▸ **Records supplied**
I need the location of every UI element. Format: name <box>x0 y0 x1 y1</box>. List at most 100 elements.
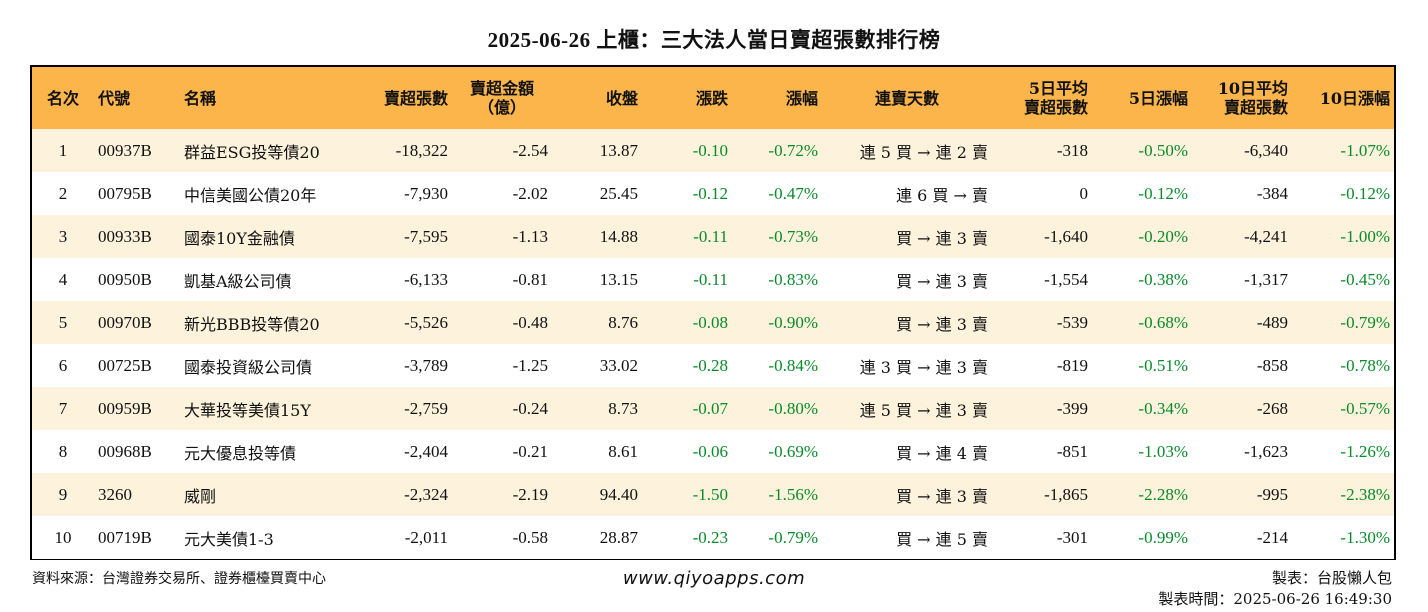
cell-close: 13.15 <box>599 269 638 289</box>
cell-sell-amount: -1.25 <box>512 355 548 375</box>
cell-avg5: -851 <box>1056 441 1088 461</box>
cell-pct: -0.47% <box>768 183 818 203</box>
cell-code: 00795B <box>98 183 152 203</box>
cell-pct: -0.79% <box>768 527 818 547</box>
cell-pct5: -1.03% <box>1138 441 1188 461</box>
table-row: 4 00950B 凱基A級公司債 -6,133 -0.81 13.15 -0.11 -0.83… <box>32 258 1394 301</box>
cell-pct10: -2.38% <box>1340 484 1390 504</box>
cell-close: 8.76 <box>608 312 638 332</box>
cell-pct5: -0.12% <box>1138 183 1188 203</box>
table-row: 7 00959B 大華投等美債15Y -2,759 -0.24 8.73 -0.07 -0.8… <box>32 387 1394 430</box>
cell-sell-lots: -7,930 <box>404 183 448 203</box>
header-close: 收盤 <box>605 88 638 108</box>
header-sell-lots: 賣超張數 <box>383 88 448 108</box>
cell-avg10: -384 <box>1256 183 1288 203</box>
cell-change: -0.11 <box>693 269 728 289</box>
header-avg10: 10日平均 賣超張數 <box>1192 67 1292 129</box>
cell-change: -0.06 <box>692 441 728 461</box>
cell-name: 國泰10Y金融債 <box>184 228 295 248</box>
website-link[interactable]: www.qiyoapps.com <box>622 568 806 589</box>
cell-pct5: -0.20% <box>1138 226 1188 246</box>
cell-change: -0.07 <box>692 398 728 418</box>
header-pct10: 10日漲幅 <box>1319 88 1390 108</box>
cell-pct10: -0.45% <box>1340 269 1390 289</box>
cell-rank: 10 <box>54 527 72 547</box>
cell-code: 00725B <box>98 355 152 375</box>
header-avg10-line2: 賣超張數 <box>1223 98 1288 117</box>
cell-streak: 買 → 連 4 賣 <box>896 443 988 463</box>
cell-name: 大華投等美債15Y <box>184 400 311 420</box>
header-change: 漲跌 <box>695 88 728 108</box>
cell-sell-lots: -2,324 <box>404 484 448 504</box>
header-sell-amount-line2: （億） <box>477 98 526 117</box>
cell-sell-amount: -2.54 <box>512 140 548 160</box>
cell-avg5: -539 <box>1056 312 1088 332</box>
cell-code: 00937B <box>98 140 152 160</box>
cell-sell-amount: -2.19 <box>512 484 548 504</box>
cell-sell-lots: -2,011 <box>404 527 448 547</box>
table-body: 1 00937B 群益ESG投等債20 -18,322 -2.54 13.87 -0.10 -… <box>32 129 1394 559</box>
table-row: 10 00719B 元大美債1-3 -2,011 -0.58 28.87 -0.23 -0.7… <box>32 516 1394 559</box>
cell-avg5: 0 <box>1079 183 1089 203</box>
cell-sell-lots: -5,526 <box>404 312 448 332</box>
table-header-row: 名次 代號 名稱 賣超張數 賣超金額 （億） 收盤 漲跌 漲幅 連賣天數 5日平… <box>32 67 1394 129</box>
cell-rank: 8 <box>58 441 68 461</box>
table-row: 2 00795B 中信美國公債20年 -7,930 -2.02 25.45 -0.12 -0.… <box>32 172 1394 215</box>
cell-streak: 買 → 連 3 賣 <box>896 228 988 248</box>
cell-avg10: -6,340 <box>1244 140 1288 160</box>
header-sell-amount-line1: 賣超金額 <box>469 79 534 98</box>
cell-rank: 2 <box>58 183 68 203</box>
cell-pct10: -0.12% <box>1340 183 1390 203</box>
cell-sell-amount: -1.13 <box>512 226 548 246</box>
cell-streak: 連 5 買 → 連 2 賣 <box>859 142 988 162</box>
cell-close: 14.88 <box>599 226 638 246</box>
cell-pct5: -0.50% <box>1138 140 1188 160</box>
cell-name: 中信美國公債20年 <box>184 185 317 205</box>
cell-avg5: -819 <box>1056 355 1088 375</box>
cell-name: 元大美債1-3 <box>184 529 274 549</box>
cell-streak: 買 → 連 3 賣 <box>896 314 988 334</box>
cell-change: -0.12 <box>692 183 728 203</box>
cell-code: 00933B <box>98 226 152 246</box>
header-name: 名稱 <box>184 88 217 108</box>
cell-change: -0.23 <box>692 527 728 547</box>
cell-pct10: -1.26% <box>1340 441 1390 461</box>
cell-pct: -1.56% <box>768 484 818 504</box>
cell-rank: 7 <box>58 398 68 418</box>
cell-sell-amount: -0.81 <box>512 269 548 289</box>
cell-avg10: -489 <box>1256 312 1288 332</box>
cell-rank: 1 <box>58 140 68 160</box>
cell-code: 00968B <box>98 441 152 461</box>
cell-pct: -0.80% <box>768 398 818 418</box>
header-avg5-line1: 5日平均 <box>1028 79 1088 98</box>
header-code: 代號 <box>98 88 131 108</box>
header-pct5: 5日漲幅 <box>1128 88 1188 108</box>
cell-avg10: -268 <box>1256 398 1288 418</box>
header-streak: 連賣天數 <box>874 88 939 108</box>
cell-pct10: -0.79% <box>1340 312 1390 332</box>
cell-pct5: -2.28% <box>1138 484 1188 504</box>
cell-pct: -0.90% <box>768 312 818 332</box>
header-rank: 名次 <box>46 88 79 108</box>
cell-sell-lots: -2,404 <box>404 441 448 461</box>
cell-name: 群益ESG投等債20 <box>184 142 320 162</box>
header-avg10-line1: 10日平均 <box>1217 79 1288 98</box>
cell-change: -0.11 <box>693 226 728 246</box>
table-row: 1 00937B 群益ESG投等債20 -18,322 -2.54 13.87 -0.10 -… <box>32 129 1394 172</box>
cell-close: 8.61 <box>608 441 638 461</box>
cell-pct10: -1.00% <box>1340 226 1390 246</box>
header-pct: 漲幅 <box>785 88 818 108</box>
cell-avg5: -318 <box>1056 140 1088 160</box>
cell-avg10: -858 <box>1256 355 1288 375</box>
cell-avg10: -1,623 <box>1244 441 1288 461</box>
cell-pct5: -0.51% <box>1138 355 1188 375</box>
table-row: 8 00968B 元大優息投等債 -2,404 -0.21 8.61 -0.06 -0.69%… <box>32 430 1394 473</box>
table-row: 9 3260 威剛 -2,324 -2.19 94.40 -1.50 -1.56% 買 → 連 … <box>32 473 1394 516</box>
cell-change: -0.28 <box>692 355 728 375</box>
table-maker: 製表：台股懶人包 <box>1271 569 1392 587</box>
cell-pct10: -1.30% <box>1340 527 1390 547</box>
cell-close: 94.40 <box>599 484 638 504</box>
cell-streak: 連 6 買 → 賣 <box>896 185 988 205</box>
cell-code: 00950B <box>98 269 152 289</box>
cell-pct10: -1.07% <box>1340 140 1390 160</box>
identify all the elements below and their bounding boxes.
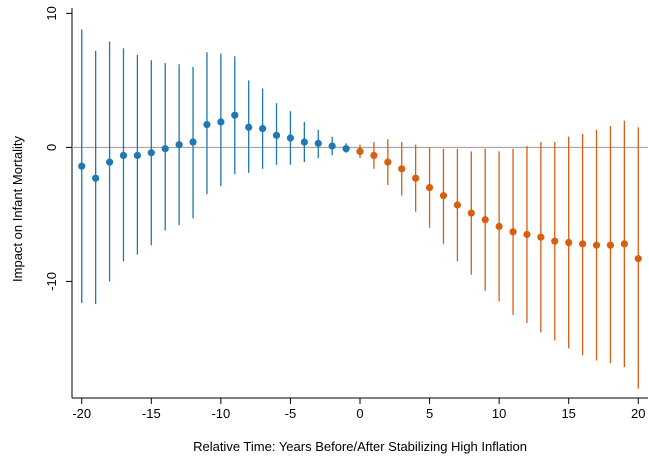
estimate-point-before	[162, 145, 169, 152]
estimate-point-after	[496, 223, 503, 230]
estimate-point-after	[482, 216, 489, 223]
error-bars-layer	[82, 29, 639, 388]
points-layer	[78, 112, 642, 263]
estimate-point-before	[217, 118, 224, 125]
estimate-point-before	[259, 125, 266, 132]
estimate-point-before	[315, 140, 322, 147]
estimate-point-after	[412, 175, 419, 182]
x-axis-title: Relative Time: Years Before/After Stabil…	[193, 439, 527, 454]
estimate-point-before	[120, 152, 127, 159]
estimate-point-before	[329, 142, 336, 149]
estimate-point-before	[148, 149, 155, 156]
estimate-point-before	[231, 112, 238, 119]
estimate-point-after	[579, 240, 586, 247]
x-tick-label: -5	[285, 406, 297, 421]
x-tick-label: 10	[492, 406, 506, 421]
y-tick-label: 10	[44, 6, 59, 20]
estimate-point-before	[203, 121, 210, 128]
estimate-point-after	[440, 192, 447, 199]
estimate-point-after	[384, 159, 391, 166]
estimate-point-before	[301, 138, 308, 145]
estimate-point-before	[342, 145, 349, 152]
x-tick-label: 15	[561, 406, 575, 421]
estimate-point-after	[565, 239, 572, 246]
estimate-point-before	[245, 124, 252, 131]
estimate-point-before	[106, 159, 113, 166]
estimate-point-after	[468, 209, 475, 216]
estimate-point-before	[78, 163, 85, 170]
estimate-point-before	[189, 138, 196, 145]
y-axis-title: Impact on Infant Mortality	[10, 136, 25, 282]
x-tick-label: -20	[72, 406, 91, 421]
estimate-point-after	[523, 231, 530, 238]
y-tick-label: 0	[44, 144, 59, 151]
x-tick-label: 0	[356, 406, 363, 421]
estimate-point-after	[621, 240, 628, 247]
estimate-point-after	[593, 242, 600, 249]
estimate-point-after	[607, 242, 614, 249]
estimate-point-before	[92, 175, 99, 182]
x-tick-label: -10	[211, 406, 230, 421]
estimate-point-after	[551, 238, 558, 245]
estimate-point-after	[356, 148, 363, 155]
x-tick-label: 20	[631, 406, 645, 421]
estimate-point-after	[537, 234, 544, 241]
estimate-point-after	[370, 152, 377, 159]
estimate-point-after	[426, 184, 433, 191]
estimate-point-after	[454, 201, 461, 208]
estimate-point-after	[398, 165, 405, 172]
estimate-point-before	[287, 134, 294, 141]
estimate-point-before	[176, 141, 183, 148]
estimate-point-before	[134, 152, 141, 159]
y-tick-label: -10	[44, 272, 59, 291]
estimate-point-before	[273, 132, 280, 139]
estimate-point-after	[509, 228, 516, 235]
x-tick-label: -15	[142, 406, 161, 421]
estimate-point-after	[635, 255, 642, 262]
x-tick-label: 5	[426, 406, 433, 421]
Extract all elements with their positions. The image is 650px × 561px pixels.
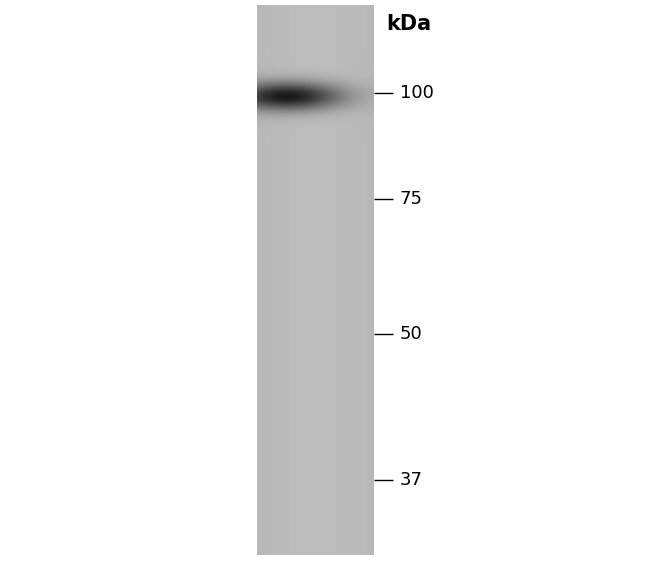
Text: 37: 37 (400, 471, 422, 489)
Text: 75: 75 (400, 190, 422, 208)
Text: 50: 50 (400, 325, 422, 343)
Text: kDa: kDa (387, 14, 432, 34)
Text: 100: 100 (400, 84, 434, 102)
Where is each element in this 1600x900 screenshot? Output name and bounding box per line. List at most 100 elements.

▸ **What is needed**
Copy out the entries verbatim, starting at the line that contains "145, 169, 152]" and ending at the line that contains "118, 224, 125]", with both of those lines included.

▸ **Exercise result**
estimate-point-before	[162, 145, 169, 152]
estimate-point-after	[496, 223, 503, 230]
estimate-point-after	[482, 216, 489, 223]
error-bars-layer	[82, 29, 639, 388]
points-layer	[78, 112, 642, 263]
estimate-point-before	[217, 118, 224, 125]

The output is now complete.